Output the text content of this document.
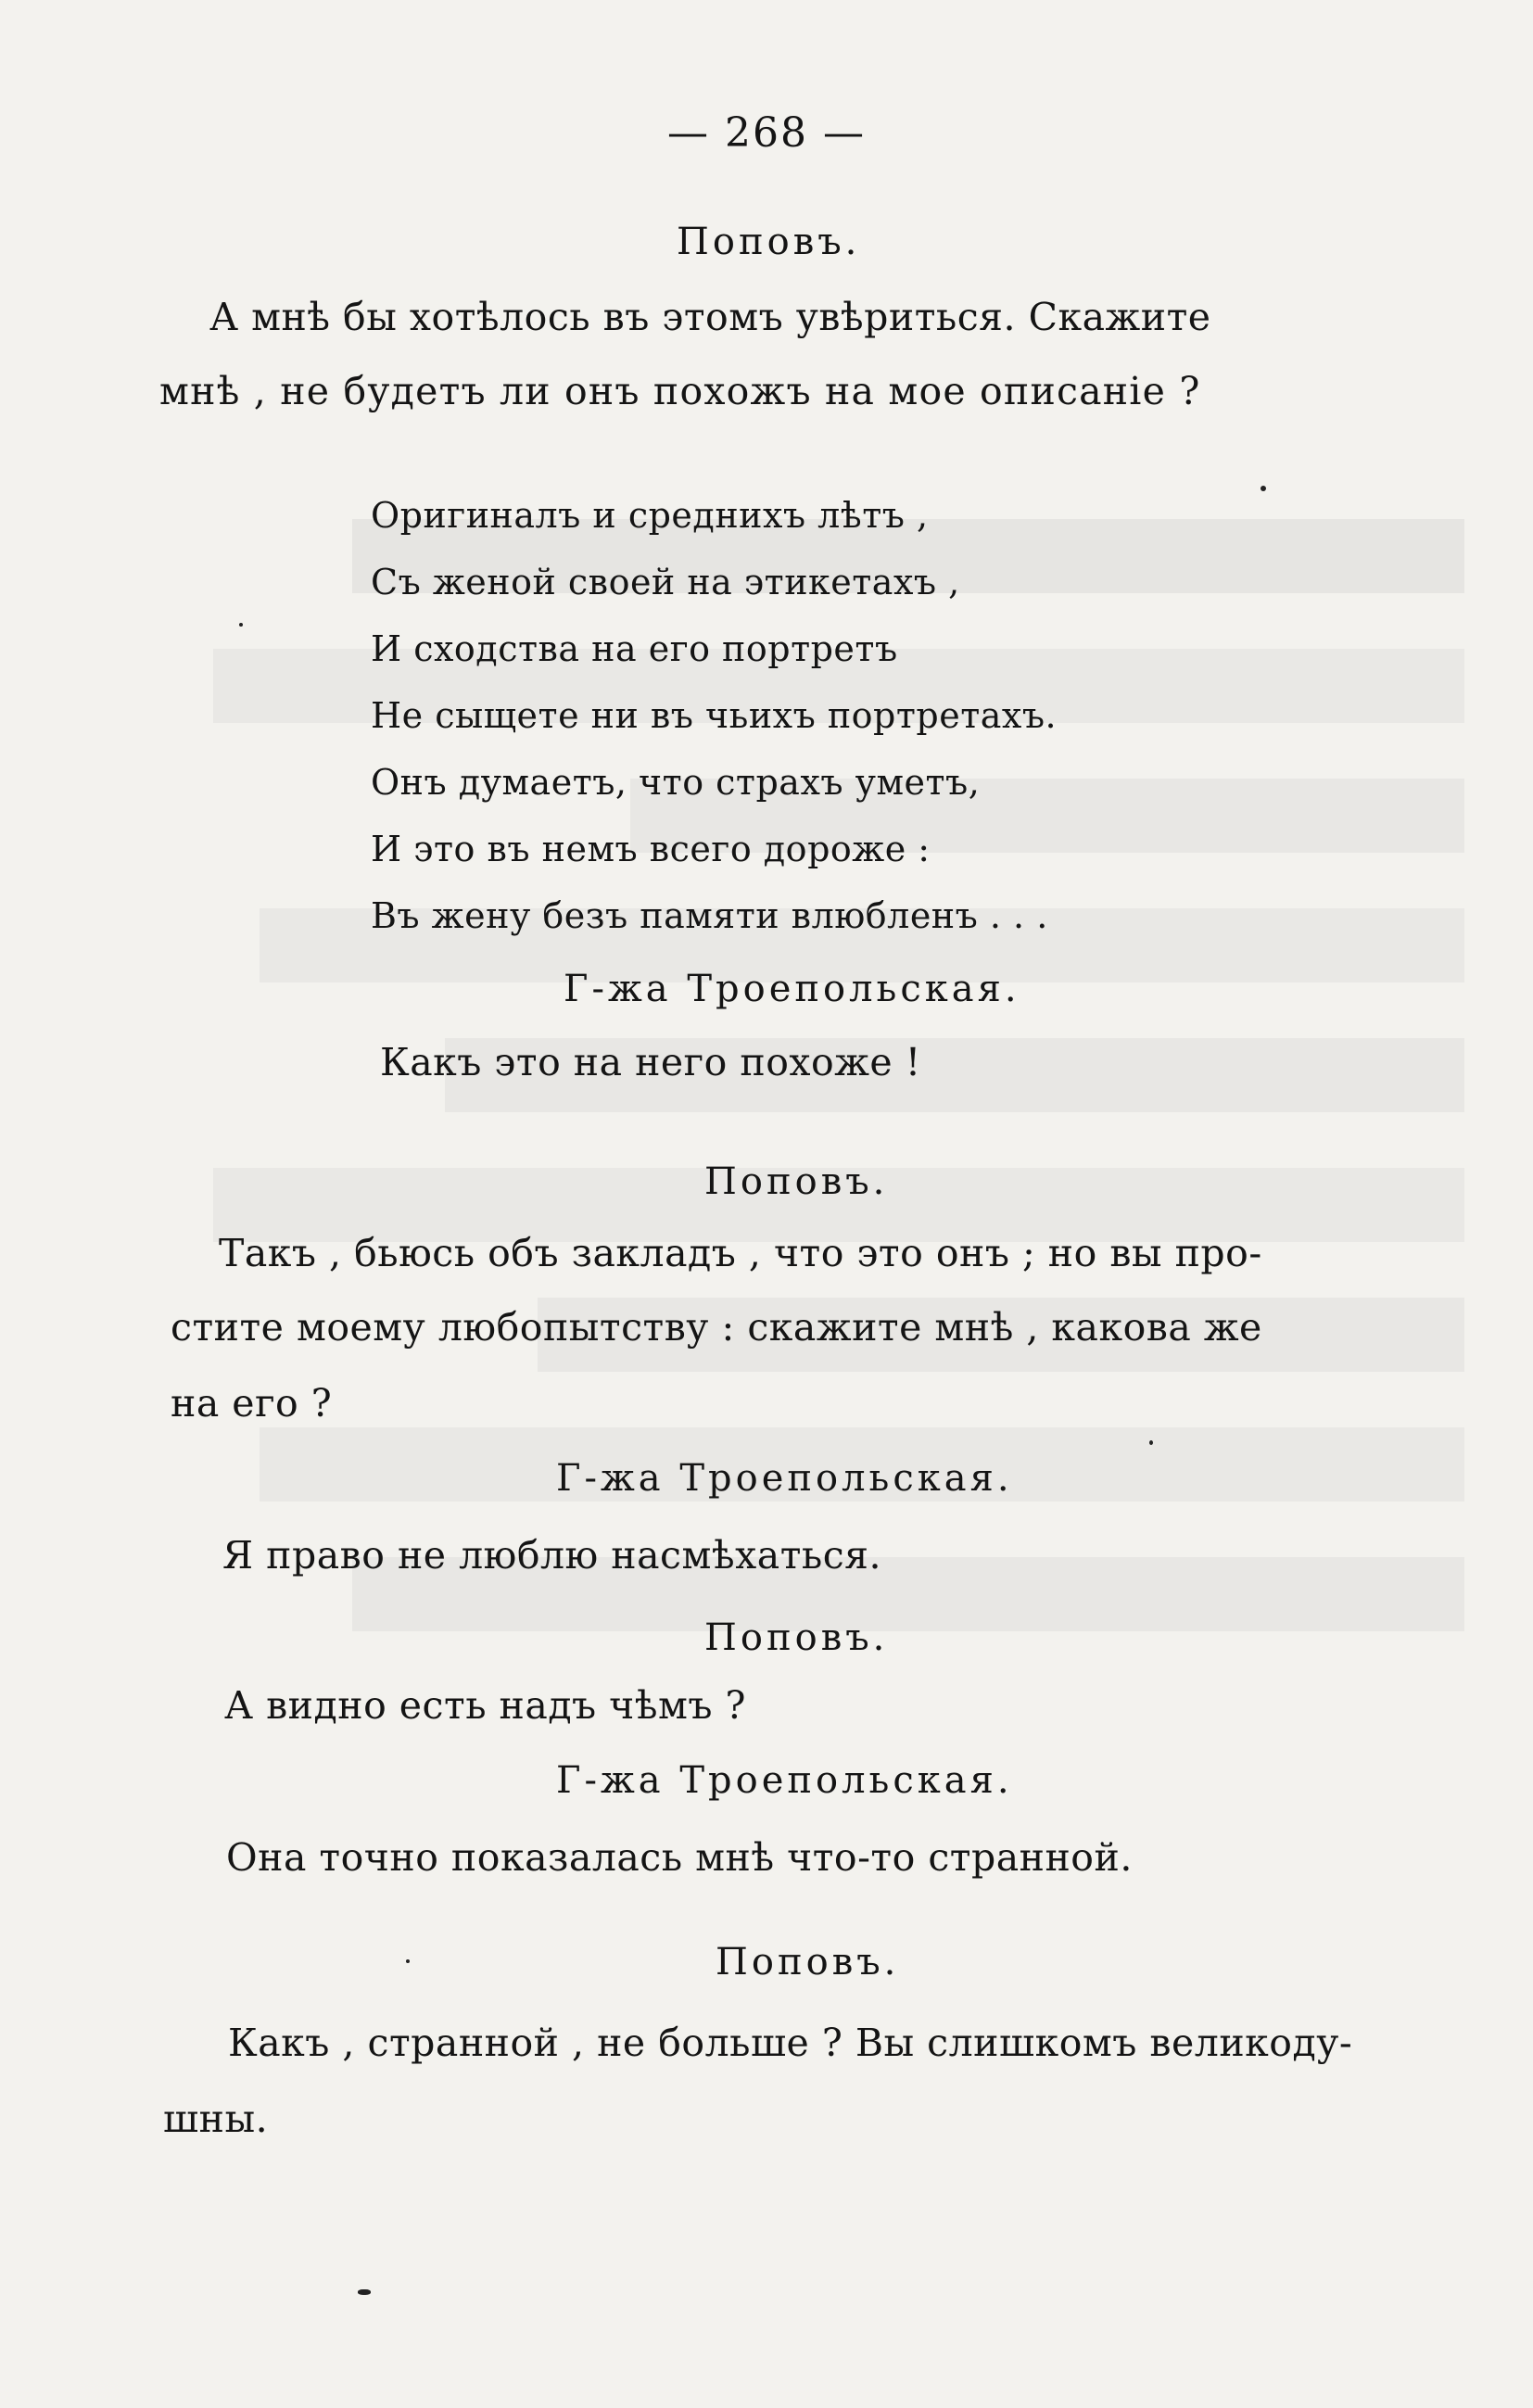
— 268 —
Поповъ.
А мнѣ бы хотѣлось въ этомъ увѣриться. Скажите
мнѣ , не будетъ ли онъ похожъ на мое описаніе ?
Оригиналъ и среднихъ лѣтъ ,
Съ женой своей на этикетахъ ,
И сходства на его портретъ
Не сыщете ни въ чьихъ портретахъ.
Онъ думаетъ, что страхъ уметъ,
И это въ немъ всего дороже :
Въ жену безъ памяти влюбленъ . . .
Г-жа Троепольская.
Какъ это на него похоже !
Поповъ.
Такъ , бьюсь объ закладъ , что это онъ ; но вы про-
стите моему любопытству : скажите мнѣ , какова же
на его ?
Г-жа Троепольская.
Я право не люблю насмѣхаться.
Поповъ.
А видно есть надъ чѣмъ ?
Г-жа Троепольская.
Она точно показалась мнѣ что-то странной.
Поповъ.
Какъ , странной , не больше ? Вы слишкомъ великоду-
шны.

+ + + +

* **WORK REQUIRED**
Using the data above, write out every line exactly, leaving the images behind.

* **FINISHED TASK**
Output the text content of this document.
— 268 —
Поповъ.
А мнѣ бы хотѣлось въ этомъ увѣриться. Скажите
мнѣ , не будетъ ли онъ похожъ на мое описаніе ?
Оригиналъ и среднихъ лѣтъ ,
Съ женой своей на этикетахъ ,
И сходства на его портретъ
Не сыщете ни въ чьихъ портретахъ.
Онъ думаетъ, что страхъ уметъ,
И это въ немъ всего дороже :
Въ жену безъ памяти влюбленъ . . .
Г-жа Троепольская.
Какъ это на него похоже !
Поповъ.
Такъ , бьюсь объ закладъ , что это онъ ; но вы про-
стите моему любопытству : скажите мнѣ , какова же
на его ?
Г-жа Троепольская.
Я право не люблю насмѣхаться.
Поповъ.
А видно есть надъ чѣмъ ?
Г-жа Троепольская.
Она точно показалась мнѣ что-то странной.
Поповъ.
Какъ , странной , не больше ? Вы слишкомъ великоду-
шны.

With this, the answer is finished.